(Items from a dataset)
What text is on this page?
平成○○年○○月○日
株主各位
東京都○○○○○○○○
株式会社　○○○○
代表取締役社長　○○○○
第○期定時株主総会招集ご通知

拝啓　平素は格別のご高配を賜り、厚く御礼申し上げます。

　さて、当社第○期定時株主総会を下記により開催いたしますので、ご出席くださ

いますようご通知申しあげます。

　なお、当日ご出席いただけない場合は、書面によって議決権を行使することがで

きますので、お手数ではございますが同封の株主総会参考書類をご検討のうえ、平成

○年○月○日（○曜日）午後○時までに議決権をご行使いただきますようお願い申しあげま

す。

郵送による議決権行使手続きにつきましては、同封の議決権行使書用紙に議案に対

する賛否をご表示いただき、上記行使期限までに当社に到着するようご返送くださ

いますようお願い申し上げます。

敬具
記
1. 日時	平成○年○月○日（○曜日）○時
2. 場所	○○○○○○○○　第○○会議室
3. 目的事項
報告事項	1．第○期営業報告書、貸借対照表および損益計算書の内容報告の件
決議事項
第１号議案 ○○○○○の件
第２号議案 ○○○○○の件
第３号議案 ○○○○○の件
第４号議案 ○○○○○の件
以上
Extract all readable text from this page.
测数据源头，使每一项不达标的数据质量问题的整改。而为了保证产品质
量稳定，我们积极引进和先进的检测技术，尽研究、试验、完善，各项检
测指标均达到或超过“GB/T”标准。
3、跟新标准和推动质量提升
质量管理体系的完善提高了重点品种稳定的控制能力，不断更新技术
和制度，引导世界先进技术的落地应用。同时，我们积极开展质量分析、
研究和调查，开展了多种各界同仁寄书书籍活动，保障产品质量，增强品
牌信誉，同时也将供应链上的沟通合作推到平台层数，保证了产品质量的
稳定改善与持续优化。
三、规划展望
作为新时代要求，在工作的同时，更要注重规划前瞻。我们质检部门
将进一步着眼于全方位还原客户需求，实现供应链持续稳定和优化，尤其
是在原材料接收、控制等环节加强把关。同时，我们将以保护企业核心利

- **PROBLEM DETAILS**: Pull every line containing "page" out of the data above.

- **EXERCISE SOLUTION**:
What text is on this page?
Extract all readable text from this page.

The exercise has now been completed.